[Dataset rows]

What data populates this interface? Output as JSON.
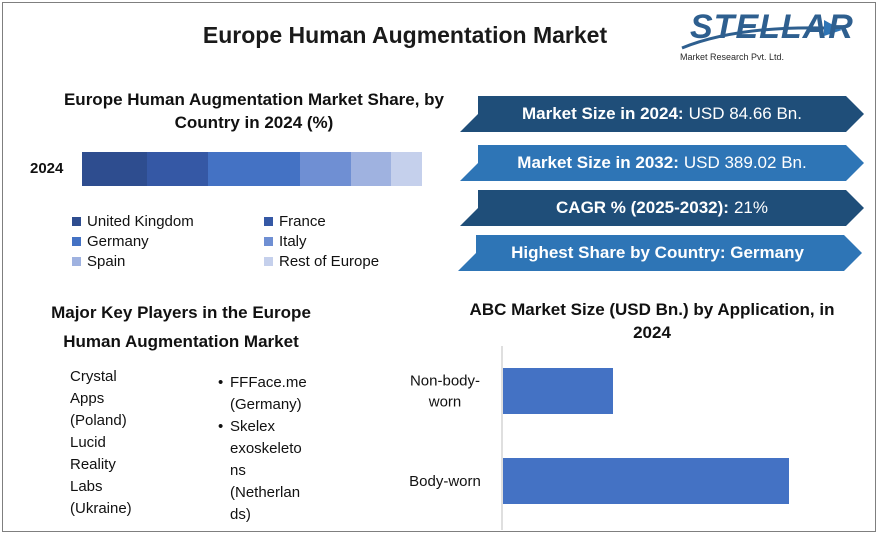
{
  "header": {
    "title": "Europe Human Augmentation Market",
    "logo_text": "STELLAR",
    "logo_subtitle": "Market Research Pvt. Ltd."
  },
  "chart_data": [
    {
      "type": "bar",
      "title": "Europe Human Augmentation Market Share, by Country in 2024 (%)",
      "stacked": true,
      "orientation": "horizontal",
      "categories": [
        "2024"
      ],
      "series": [
        {
          "name": "United Kingdom",
          "values": [
            19
          ],
          "color": "#2e4d8f"
        },
        {
          "name": "France",
          "values": [
            18
          ],
          "color": "#3558a5"
        },
        {
          "name": "Germany",
          "values": [
            27
          ],
          "color": "#4472c4"
        },
        {
          "name": "Italy",
          "values": [
            15
          ],
          "color": "#6f8fd3"
        },
        {
          "name": "Spain",
          "values": [
            12
          ],
          "color": "#9fb2e0"
        },
        {
          "name": "Rest of Europe",
          "values": [
            9
          ],
          "color": "#c5d0ec"
        }
      ],
      "legend_position": "bottom"
    },
    {
      "type": "bar",
      "orientation": "horizontal",
      "title": "ABC Market Size (USD Bn.) by Application, in 2024",
      "categories": [
        "Non-body-worn",
        "Body-worn"
      ],
      "values": [
        20,
        52
      ],
      "xlim": [
        0,
        60
      ],
      "color": "#4472c4",
      "grid": false
    }
  ],
  "stats": [
    {
      "label": "Market Size in 2024:",
      "value": "USD 84.66 Bn."
    },
    {
      "label": "Market Size in 2032:",
      "value": "USD 389.02 Bn."
    },
    {
      "label": "CAGR % (2025-2032):",
      "value": "21%"
    },
    {
      "label": "Highest Share by Country: Germany",
      "value": ""
    }
  ],
  "key_players": {
    "title_line1": "Major Key Players in the Europe",
    "title_line2": "Human Augmentation Market",
    "left": [
      "Crystal",
      "Apps",
      "(Poland)",
      "Lucid",
      "Reality",
      "Labs",
      "(Ukraine)"
    ],
    "right": [
      {
        "bullet": "•",
        "text": "FFFace.me"
      },
      {
        "bullet": "",
        "text": "(Germany)"
      },
      {
        "bullet": "•",
        "text": "Skelex"
      },
      {
        "bullet": "",
        "text": "exoskeleto"
      },
      {
        "bullet": "",
        "text": "ns"
      },
      {
        "bullet": "",
        "text": "(Netherlan"
      },
      {
        "bullet": "",
        "text": "ds)"
      }
    ]
  },
  "colors": {
    "stat_dark": "#1f4e79",
    "stat_light": "#2e75b6",
    "bar": "#4472c4"
  }
}
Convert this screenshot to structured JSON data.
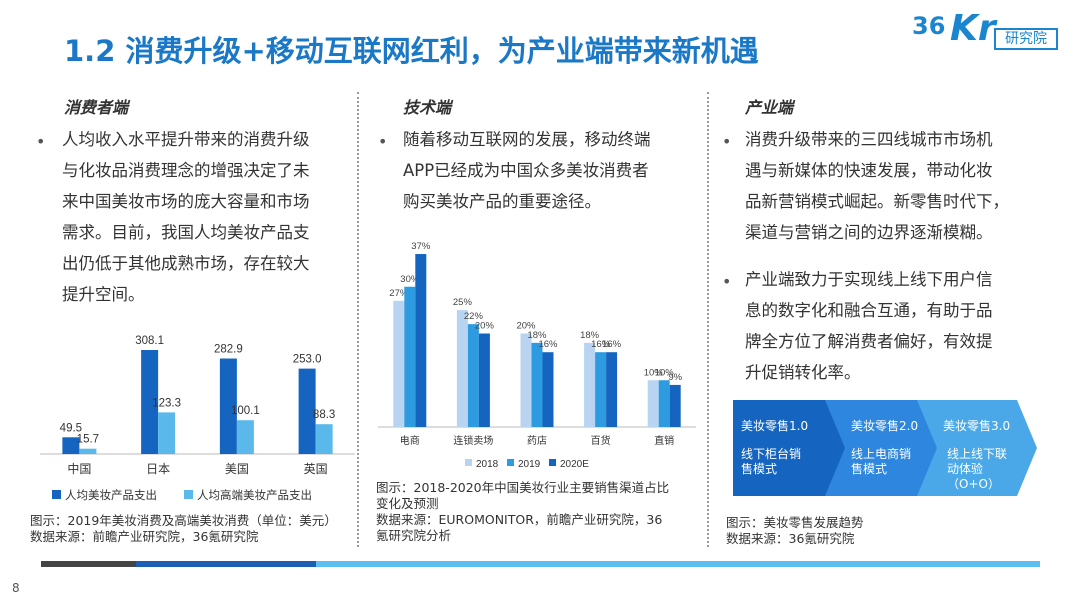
{
  "title": "1.2 消费升级+移动互联网红利，为产业端带来新机遇",
  "logo": {
    "num": "36",
    "kr": "Kr",
    "box": "研究院"
  },
  "col1": {
    "title": "消费者端",
    "lines": [
      "人均收入水平提升带来的消费升级",
      "与化妆品消费理念的增强决定了未",
      "来中国美妆市场的庞大容量和市场",
      "需求。目前，我国人均美妆产品支",
      "出仍低于其他成熟市场，存在较大",
      "提升空间。"
    ],
    "caption": [
      "图示：2019年美妆消费及高端美妆消费（单位：美元）",
      "数据来源：前瞻产业研究院，36氪研究院"
    ]
  },
  "col2": {
    "title": "技术端",
    "lines": [
      "随着移动互联网的发展，移动终端",
      "APP已经成为中国众多美妆消费者",
      "购买美妆产品的重要途径。"
    ],
    "caption": [
      "图示：2018-2020年中国美妆行业主要销售渠道占比",
      "变化及预测",
      "数据来源：EUROMONITOR，前瞻产业研究院，36",
      "氪研究院分析"
    ]
  },
  "col3": {
    "title": "产业端",
    "bullet1": [
      "消费升级带来的三四线城市市场机",
      "遇与新媒体的快速发展，带动化妆",
      "品新营销模式崛起。新零售时代下，",
      "渠道与营销之间的边界逐渐模糊。"
    ],
    "bullet2": [
      "产业端致力于实现线上线下用户信",
      "息的数字化和融合互通，有助于品",
      "牌全方位了解消费者偏好，有效提",
      "升促销转化率。"
    ],
    "caption": [
      "图示：美妆零售发展趋势",
      "数据来源：36氪研究院"
    ]
  },
  "chevrons": [
    {
      "label": "美妆零售1.0",
      "body": [
        "线下柜台销",
        "售模式"
      ],
      "color": "#1565c0"
    },
    {
      "label": "美妆零售2.0",
      "body": [
        "线上电商销",
        "售模式"
      ],
      "color": "#2e86de"
    },
    {
      "label": "美妆零售3.0",
      "body": [
        "线上线下联",
        "动体验",
        "（O+O）"
      ],
      "color": "#4aa8e8"
    }
  ],
  "bullet_char": "•",
  "page_number": "8",
  "colors": {
    "dark_blue": "#1565c0",
    "mid_blue": "#2e9be0",
    "light_blue": "#5bb8ea",
    "pale_blue": "#b8d4f0"
  },
  "chart_data": [
    {
      "type": "bar",
      "categories": [
        "中国",
        "日本",
        "美国",
        "英国"
      ],
      "series": [
        {
          "name": "人均美妆产品支出",
          "values": [
            49.5,
            308.1,
            282.9,
            253.0
          ],
          "labels": [
            "49.5",
            "308.1",
            "282.9",
            "253.0"
          ],
          "color": "#1565c0"
        },
        {
          "name": "人均高端美妆产品支出",
          "values": [
            15.7,
            123.3,
            100.1,
            88.3
          ],
          "labels": [
            "15.7",
            "123.3",
            "100.1",
            "88.3"
          ],
          "color": "#5bb8ea"
        }
      ],
      "ylim": [
        0,
        320
      ],
      "legend": "bottom"
    },
    {
      "type": "bar",
      "categories": [
        "电商",
        "连锁卖场",
        "药店",
        "百货",
        "直销"
      ],
      "series": [
        {
          "name": "2018",
          "values": [
            27,
            25,
            20,
            18,
            10
          ],
          "labels": [
            "27%",
            "25%",
            "20%",
            "18%",
            "10%"
          ],
          "color": "#b8d4f0"
        },
        {
          "name": "2019",
          "values": [
            30,
            22,
            18,
            16,
            10
          ],
          "labels": [
            "30%",
            "22%",
            "18%",
            "16%",
            "10%"
          ],
          "color": "#2e9be0"
        },
        {
          "name": "2020E",
          "values": [
            37,
            20,
            16,
            16,
            9
          ],
          "labels": [
            "37%",
            "20%",
            "16%",
            "16%",
            "9%"
          ],
          "color": "#1565c0"
        }
      ],
      "ylim": [
        0,
        40
      ],
      "legend": "bottom"
    }
  ]
}
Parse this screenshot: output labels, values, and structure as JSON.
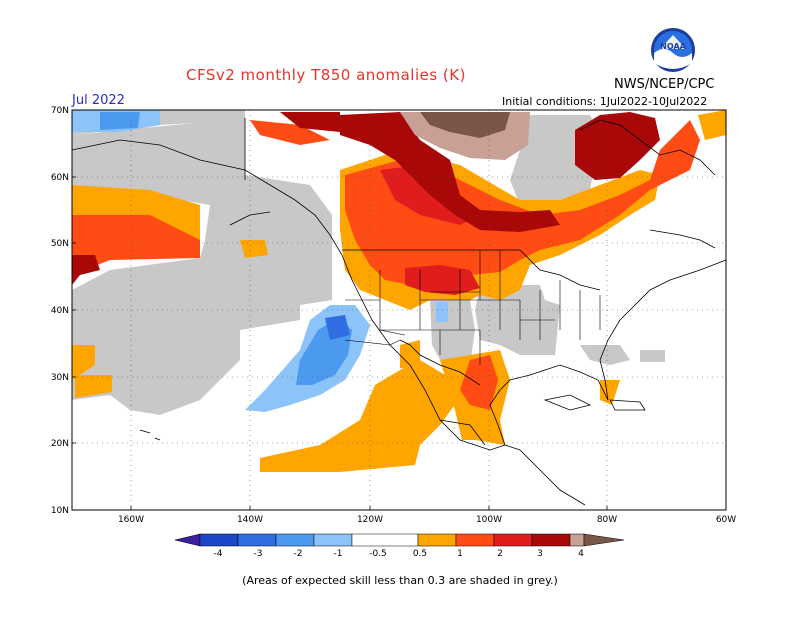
{
  "header": {
    "title": "CFSv2 monthly T850 anomalies (K)",
    "agency": "NWS/NCEP/CPC",
    "month": "Jul 2022",
    "initial_conditions": "Initial conditions: 1Jul2022-10Jul2022"
  },
  "logo": {
    "text": "NOAA"
  },
  "map": {
    "lat_ticks": [
      "70N",
      "60N",
      "50N",
      "40N",
      "30N",
      "20N",
      "10N"
    ],
    "lon_ticks": [
      "160W",
      "140W",
      "120W",
      "100W",
      "80W",
      "60W"
    ],
    "grid": true
  },
  "legend": {
    "labels": [
      "-4",
      "-3",
      "-2",
      "-1",
      "-0.5",
      "0.5",
      "1",
      "2",
      "3",
      "4"
    ],
    "colors": [
      "#3a1fa0",
      "#1e46c8",
      "#2f6ee0",
      "#4b9af0",
      "#8cc3f8",
      "#ffffff",
      "#ffa500",
      "#ff4b14",
      "#e01c1c",
      "#a80808",
      "#c8a096",
      "#7a5648"
    ]
  },
  "colors": {
    "skill_grey": "#c8c8c8",
    "orange": "#ffa500",
    "red_orange": "#ff4b14",
    "red": "#e01c1c",
    "dark_red": "#a80808",
    "rose": "#c8a096",
    "brown": "#7a5648",
    "light_blue": "#8cc3f8",
    "blue": "#4b9af0"
  },
  "footnote": "(Areas of expected skill less than 0.3 are shaded in grey.)"
}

→ What needs to be done: Select all lines with the word "Size" from the entries above.

→ Output for this task:
      "title": "ABC Market Size (USD Bn.) by Application, in 2024",
      "label": "Market Size in 2024:",
      "label": "Market Size in 2032:",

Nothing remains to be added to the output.